(Data)

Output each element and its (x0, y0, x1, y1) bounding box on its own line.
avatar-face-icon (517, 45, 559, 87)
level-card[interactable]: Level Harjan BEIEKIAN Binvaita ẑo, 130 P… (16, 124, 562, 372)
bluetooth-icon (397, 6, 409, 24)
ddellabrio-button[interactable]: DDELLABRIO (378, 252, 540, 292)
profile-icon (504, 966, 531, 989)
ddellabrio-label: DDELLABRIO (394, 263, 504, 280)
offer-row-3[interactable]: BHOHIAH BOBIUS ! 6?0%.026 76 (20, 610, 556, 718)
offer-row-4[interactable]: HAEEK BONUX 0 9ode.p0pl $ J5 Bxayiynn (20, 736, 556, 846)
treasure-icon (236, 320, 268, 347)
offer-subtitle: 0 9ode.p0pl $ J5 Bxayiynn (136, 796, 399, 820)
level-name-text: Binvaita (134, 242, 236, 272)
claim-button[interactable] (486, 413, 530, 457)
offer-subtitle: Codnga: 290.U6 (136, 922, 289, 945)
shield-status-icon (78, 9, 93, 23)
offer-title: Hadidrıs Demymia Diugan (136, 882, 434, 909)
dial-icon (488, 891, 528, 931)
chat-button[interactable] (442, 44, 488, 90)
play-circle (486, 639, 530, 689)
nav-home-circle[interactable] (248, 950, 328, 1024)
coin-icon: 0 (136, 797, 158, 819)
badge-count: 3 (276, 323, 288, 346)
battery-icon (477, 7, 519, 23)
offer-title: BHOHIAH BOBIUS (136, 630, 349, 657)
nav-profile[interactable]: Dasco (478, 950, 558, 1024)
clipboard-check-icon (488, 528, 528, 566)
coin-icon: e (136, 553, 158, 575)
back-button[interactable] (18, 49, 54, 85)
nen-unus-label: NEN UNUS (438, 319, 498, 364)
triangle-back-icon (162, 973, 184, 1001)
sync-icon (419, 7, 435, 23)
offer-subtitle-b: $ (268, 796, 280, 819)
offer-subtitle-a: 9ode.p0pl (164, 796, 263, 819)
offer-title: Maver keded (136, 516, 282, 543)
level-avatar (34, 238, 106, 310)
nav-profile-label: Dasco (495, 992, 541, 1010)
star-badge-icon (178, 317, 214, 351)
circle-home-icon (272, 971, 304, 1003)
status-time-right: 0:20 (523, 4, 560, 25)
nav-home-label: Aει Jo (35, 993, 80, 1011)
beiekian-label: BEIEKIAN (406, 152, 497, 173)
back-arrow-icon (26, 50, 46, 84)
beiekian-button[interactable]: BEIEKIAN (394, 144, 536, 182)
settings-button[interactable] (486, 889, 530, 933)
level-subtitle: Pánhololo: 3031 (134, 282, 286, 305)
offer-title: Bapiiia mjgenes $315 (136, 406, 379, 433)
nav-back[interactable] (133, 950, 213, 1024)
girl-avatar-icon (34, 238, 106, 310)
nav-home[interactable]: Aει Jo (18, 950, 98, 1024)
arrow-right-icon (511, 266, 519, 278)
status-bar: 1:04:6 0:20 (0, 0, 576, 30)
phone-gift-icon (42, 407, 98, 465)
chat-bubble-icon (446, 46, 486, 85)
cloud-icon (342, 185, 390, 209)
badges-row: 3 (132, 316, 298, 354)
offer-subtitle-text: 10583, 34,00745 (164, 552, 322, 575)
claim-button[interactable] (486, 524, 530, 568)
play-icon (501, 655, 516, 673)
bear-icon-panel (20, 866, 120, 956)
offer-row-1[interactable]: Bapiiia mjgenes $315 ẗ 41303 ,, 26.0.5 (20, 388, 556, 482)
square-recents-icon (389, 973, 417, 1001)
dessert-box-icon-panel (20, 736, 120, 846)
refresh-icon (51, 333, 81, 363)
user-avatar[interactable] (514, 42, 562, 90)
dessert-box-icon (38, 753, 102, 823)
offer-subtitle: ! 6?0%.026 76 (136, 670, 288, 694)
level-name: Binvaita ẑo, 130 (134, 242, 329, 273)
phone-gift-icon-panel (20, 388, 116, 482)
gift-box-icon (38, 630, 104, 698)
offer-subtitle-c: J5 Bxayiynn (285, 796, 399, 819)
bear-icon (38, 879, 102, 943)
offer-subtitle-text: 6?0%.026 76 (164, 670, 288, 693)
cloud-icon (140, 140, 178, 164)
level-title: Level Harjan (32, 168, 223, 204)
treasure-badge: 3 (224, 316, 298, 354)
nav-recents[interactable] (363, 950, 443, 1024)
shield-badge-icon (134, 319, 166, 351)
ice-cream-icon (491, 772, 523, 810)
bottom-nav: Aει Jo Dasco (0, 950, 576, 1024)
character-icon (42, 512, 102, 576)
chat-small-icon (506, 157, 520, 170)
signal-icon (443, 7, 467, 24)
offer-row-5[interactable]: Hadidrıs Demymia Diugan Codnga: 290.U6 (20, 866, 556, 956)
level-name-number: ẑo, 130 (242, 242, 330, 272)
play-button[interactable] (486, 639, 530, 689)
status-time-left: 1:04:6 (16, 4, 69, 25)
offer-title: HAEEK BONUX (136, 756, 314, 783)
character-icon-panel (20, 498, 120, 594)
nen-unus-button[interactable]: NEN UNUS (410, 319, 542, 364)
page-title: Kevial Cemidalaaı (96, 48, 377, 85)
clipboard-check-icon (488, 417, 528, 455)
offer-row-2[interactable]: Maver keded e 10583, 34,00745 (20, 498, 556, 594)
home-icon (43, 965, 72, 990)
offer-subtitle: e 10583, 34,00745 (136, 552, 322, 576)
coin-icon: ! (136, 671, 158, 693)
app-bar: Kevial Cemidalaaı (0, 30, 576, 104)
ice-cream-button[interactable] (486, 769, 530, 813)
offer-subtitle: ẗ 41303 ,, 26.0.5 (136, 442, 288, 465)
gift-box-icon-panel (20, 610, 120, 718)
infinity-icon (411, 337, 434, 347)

(End Data)

> _Work to complete_: Read through the entries above, and wherever a line holds the string "Cemidalaaı", copy it.

> _Solution for this task_:
page-title: Kevial Cemidalaaı (96, 48, 377, 85)
app-bar: Kevial Cemidalaaı (0, 30, 576, 104)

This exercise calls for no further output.